THE PROBLEM
Print the data that follows exactly.

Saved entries
-.-.-

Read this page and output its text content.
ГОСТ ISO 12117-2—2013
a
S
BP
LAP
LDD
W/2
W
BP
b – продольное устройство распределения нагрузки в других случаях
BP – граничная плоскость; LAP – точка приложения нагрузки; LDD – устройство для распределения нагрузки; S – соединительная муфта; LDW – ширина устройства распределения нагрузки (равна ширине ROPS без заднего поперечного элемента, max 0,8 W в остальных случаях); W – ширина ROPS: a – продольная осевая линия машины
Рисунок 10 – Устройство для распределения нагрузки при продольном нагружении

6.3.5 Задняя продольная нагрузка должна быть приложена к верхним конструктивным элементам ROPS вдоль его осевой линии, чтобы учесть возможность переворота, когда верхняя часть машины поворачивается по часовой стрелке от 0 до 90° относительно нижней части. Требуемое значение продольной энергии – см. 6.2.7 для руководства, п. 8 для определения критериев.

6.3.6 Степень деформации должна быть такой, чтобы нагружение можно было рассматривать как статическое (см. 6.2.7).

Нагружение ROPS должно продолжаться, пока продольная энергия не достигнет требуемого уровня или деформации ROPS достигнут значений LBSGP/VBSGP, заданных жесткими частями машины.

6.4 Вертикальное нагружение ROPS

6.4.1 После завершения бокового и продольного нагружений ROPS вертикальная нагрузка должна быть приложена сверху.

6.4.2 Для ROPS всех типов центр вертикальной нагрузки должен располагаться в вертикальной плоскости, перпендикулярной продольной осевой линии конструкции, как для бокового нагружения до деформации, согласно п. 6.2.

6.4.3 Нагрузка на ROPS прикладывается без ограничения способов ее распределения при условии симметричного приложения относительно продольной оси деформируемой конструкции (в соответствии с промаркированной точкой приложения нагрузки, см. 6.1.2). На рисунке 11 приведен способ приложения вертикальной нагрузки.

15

-.-.-

OUTPUT BELOW
Read this page and output its text content.
ГОСТ ISO 12117-2—2013
a
S
BP
LAP
LDD
W/2
W
BP
b – продольное устройство распределения нагрузки в других случаях
BP – граничная плоскость; LAP – точка приложения нагрузки; LDD – устройство для распределения нагрузки; S – соединительная муфта; LDW – ширина устройства распределения нагрузки (равна ширине ROPS без заднего поперечного элемента, max 0,8 W в остальных случаях); W – ширина ROPS: a – продольная осевая линия машины
Рисунок 10 – Устройство для распределения нагрузки при продольном нагружении

6.3.5 Задняя продольная нагрузка должна быть приложена к верхним конструктивным элементам ROPS вдоль его осевой линии, чтобы учесть возможность переворота, когда верхняя часть машины поворачивается по часовой стрелке от 0 до 90° относительно нижней части. Требуемое значение продольной энергии – см. 6.2.7 для руководства, п. 8 для определения критериев.

6.3.6 Степень деформации должна быть такой, чтобы нагружение можно было рассматривать как статическое (см. 6.2.7).

Нагружение ROPS должно продолжаться, пока продольная энергия не достигнет требуемого уровня или деформации ROPS достигнут значений LBSGP/VBSGP, заданных жесткими частями машины.

6.4 Вертикальное нагружение ROPS

6.4.1 После завершения бокового и продольного нагружений ROPS вертикальная нагрузка должна быть приложена сверху.

6.4.2 Для ROPS всех типов центр вертикальной нагрузки должен располагаться в вертикальной плоскости, перпендикулярной продольной осевой линии конструкции, как для бокового нагружения до деформации, согласно п. 6.2.

6.4.3 Нагрузка на ROPS прикладывается без ограничения способов ее распределения при условии симметричного приложения относительно продольной оси деформируемой конструкции (в соответствии с промаркированной точкой приложения нагрузки, см. 6.1.2). На рисунке 11 приведен способ приложения вертикальной нагрузки.

15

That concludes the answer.